Work instructions - Format the rows as a JSON list of strings with one string per line and no blank lines, running from the first row through the line containing "chart-subtitle: % of", inclusive.

Entries provided -
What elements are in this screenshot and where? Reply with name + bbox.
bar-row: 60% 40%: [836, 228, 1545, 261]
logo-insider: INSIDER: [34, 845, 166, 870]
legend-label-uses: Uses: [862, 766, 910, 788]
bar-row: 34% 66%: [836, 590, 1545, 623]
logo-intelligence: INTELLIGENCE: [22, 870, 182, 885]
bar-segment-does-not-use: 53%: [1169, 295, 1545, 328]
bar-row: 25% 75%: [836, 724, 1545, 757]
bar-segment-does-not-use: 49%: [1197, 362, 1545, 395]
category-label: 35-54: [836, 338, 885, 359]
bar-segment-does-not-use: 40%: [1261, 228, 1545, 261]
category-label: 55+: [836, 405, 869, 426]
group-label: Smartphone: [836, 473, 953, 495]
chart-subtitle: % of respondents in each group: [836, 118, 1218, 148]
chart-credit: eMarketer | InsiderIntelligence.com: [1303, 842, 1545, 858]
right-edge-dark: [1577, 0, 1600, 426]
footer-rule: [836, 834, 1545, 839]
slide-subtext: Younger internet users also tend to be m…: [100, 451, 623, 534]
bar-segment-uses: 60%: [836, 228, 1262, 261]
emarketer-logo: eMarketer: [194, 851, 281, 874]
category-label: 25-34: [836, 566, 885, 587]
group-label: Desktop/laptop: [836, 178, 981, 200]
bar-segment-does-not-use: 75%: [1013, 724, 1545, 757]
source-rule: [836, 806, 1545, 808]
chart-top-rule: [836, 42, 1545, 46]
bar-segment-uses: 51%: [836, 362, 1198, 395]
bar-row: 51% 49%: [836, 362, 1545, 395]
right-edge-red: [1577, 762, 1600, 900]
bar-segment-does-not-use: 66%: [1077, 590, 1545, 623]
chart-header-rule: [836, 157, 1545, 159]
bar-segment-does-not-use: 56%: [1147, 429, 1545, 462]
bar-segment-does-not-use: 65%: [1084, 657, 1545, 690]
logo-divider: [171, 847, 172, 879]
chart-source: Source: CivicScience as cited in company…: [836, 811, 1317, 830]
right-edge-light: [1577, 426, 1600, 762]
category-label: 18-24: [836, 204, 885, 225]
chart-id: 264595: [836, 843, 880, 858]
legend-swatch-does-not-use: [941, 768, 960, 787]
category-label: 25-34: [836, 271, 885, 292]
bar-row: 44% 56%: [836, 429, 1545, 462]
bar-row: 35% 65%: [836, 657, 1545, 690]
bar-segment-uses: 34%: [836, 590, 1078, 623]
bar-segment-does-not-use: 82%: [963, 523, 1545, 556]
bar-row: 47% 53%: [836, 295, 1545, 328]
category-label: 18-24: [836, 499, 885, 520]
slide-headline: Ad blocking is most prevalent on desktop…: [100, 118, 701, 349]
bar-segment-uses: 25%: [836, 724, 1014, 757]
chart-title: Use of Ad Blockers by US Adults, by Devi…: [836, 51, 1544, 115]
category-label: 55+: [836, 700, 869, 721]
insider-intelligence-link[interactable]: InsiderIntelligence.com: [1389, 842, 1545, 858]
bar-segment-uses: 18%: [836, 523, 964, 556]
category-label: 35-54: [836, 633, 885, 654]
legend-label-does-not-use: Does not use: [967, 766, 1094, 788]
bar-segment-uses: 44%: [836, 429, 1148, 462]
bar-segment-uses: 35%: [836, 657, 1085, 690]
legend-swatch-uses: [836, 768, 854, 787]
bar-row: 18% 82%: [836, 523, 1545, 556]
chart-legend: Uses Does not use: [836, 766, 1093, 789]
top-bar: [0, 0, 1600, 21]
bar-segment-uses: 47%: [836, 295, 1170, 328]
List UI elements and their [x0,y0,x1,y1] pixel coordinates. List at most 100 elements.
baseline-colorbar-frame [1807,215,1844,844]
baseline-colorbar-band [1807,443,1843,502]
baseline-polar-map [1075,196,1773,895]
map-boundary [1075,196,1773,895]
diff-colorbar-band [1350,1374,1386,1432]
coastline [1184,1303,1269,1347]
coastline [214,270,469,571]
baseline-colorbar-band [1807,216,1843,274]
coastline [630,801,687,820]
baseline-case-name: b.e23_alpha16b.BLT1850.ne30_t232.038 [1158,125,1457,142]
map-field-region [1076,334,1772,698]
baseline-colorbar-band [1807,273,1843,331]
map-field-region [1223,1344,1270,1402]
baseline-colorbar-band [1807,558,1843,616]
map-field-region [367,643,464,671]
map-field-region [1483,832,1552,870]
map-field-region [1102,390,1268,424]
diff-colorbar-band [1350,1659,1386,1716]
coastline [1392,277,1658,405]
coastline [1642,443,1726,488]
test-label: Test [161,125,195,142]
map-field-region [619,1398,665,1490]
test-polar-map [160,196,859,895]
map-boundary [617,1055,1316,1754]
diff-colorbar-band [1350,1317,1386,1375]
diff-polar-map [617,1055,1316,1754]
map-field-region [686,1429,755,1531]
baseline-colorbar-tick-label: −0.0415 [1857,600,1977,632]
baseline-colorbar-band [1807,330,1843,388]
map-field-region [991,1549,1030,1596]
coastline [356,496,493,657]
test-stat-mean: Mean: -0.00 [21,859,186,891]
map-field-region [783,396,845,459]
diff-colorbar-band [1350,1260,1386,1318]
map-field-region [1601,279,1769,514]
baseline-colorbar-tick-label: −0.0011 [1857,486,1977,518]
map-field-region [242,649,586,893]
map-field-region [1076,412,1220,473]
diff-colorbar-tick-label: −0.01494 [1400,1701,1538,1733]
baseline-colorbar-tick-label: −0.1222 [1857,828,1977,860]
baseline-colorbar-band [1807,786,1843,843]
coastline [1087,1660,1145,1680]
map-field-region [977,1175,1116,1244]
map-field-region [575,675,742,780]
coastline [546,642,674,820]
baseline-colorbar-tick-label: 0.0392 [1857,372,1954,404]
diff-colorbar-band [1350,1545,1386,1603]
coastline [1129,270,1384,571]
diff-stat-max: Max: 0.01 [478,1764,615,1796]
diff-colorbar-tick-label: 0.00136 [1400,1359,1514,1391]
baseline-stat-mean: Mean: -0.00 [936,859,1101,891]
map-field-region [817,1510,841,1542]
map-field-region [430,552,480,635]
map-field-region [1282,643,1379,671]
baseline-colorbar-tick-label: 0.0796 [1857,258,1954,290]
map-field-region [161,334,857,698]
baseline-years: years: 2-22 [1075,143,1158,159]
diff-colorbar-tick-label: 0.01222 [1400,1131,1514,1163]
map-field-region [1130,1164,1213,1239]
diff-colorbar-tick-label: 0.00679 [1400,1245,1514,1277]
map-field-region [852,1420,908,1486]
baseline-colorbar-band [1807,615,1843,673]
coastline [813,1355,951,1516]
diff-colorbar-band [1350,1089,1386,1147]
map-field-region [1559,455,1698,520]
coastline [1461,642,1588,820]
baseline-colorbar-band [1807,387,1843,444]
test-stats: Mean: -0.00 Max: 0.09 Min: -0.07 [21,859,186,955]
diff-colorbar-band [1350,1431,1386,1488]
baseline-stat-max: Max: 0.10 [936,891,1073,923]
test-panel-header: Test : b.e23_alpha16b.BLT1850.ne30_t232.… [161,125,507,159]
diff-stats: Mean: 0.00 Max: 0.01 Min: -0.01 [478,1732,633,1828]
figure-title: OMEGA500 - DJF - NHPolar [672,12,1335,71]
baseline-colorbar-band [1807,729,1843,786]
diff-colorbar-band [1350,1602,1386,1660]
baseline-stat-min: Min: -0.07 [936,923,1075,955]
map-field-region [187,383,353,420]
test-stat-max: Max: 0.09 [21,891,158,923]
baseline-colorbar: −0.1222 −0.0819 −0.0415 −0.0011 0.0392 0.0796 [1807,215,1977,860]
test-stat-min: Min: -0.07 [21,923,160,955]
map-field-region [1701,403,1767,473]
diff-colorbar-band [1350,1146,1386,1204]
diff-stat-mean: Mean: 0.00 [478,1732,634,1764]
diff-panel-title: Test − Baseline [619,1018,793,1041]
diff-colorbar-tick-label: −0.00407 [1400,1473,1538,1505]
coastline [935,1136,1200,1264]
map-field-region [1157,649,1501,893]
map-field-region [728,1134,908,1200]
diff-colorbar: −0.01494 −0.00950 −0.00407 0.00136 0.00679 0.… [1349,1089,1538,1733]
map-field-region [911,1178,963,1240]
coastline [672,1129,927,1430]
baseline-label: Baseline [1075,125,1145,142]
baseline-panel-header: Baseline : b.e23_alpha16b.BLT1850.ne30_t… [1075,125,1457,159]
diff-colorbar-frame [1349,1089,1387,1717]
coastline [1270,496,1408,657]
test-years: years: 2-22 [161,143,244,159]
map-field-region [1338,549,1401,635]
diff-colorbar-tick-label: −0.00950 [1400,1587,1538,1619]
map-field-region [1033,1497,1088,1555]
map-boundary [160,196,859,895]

Task output -
[
  "What elements are in this screenshot and where? Reply with name + bbox.",
  "bar-row: 60% 40%: [836, 228, 1545, 261]",
  "logo-insider: INSIDER: [34, 845, 166, 870]",
  "legend-label-uses: Uses: [862, 766, 910, 788]",
  "bar-row: 34% 66%: [836, 590, 1545, 623]",
  "logo-intelligence: INTELLIGENCE: [22, 870, 182, 885]",
  "bar-segment-does-not-use: 53%: [1169, 295, 1545, 328]",
  "bar-row: 25% 75%: [836, 724, 1545, 757]",
  "bar-segment-does-not-use: 49%: [1197, 362, 1545, 395]",
  "category-label: 35-54: [836, 338, 885, 359]",
  "bar-segment-does-not-use: 40%: [1261, 228, 1545, 261]",
  "category-label: 55+: [836, 405, 869, 426]",
  "group-label: Smartphone: [836, 473, 953, 495]",
  "chart-subtitle: % of respondents in each group: [836, 118, 1218, 148]"
]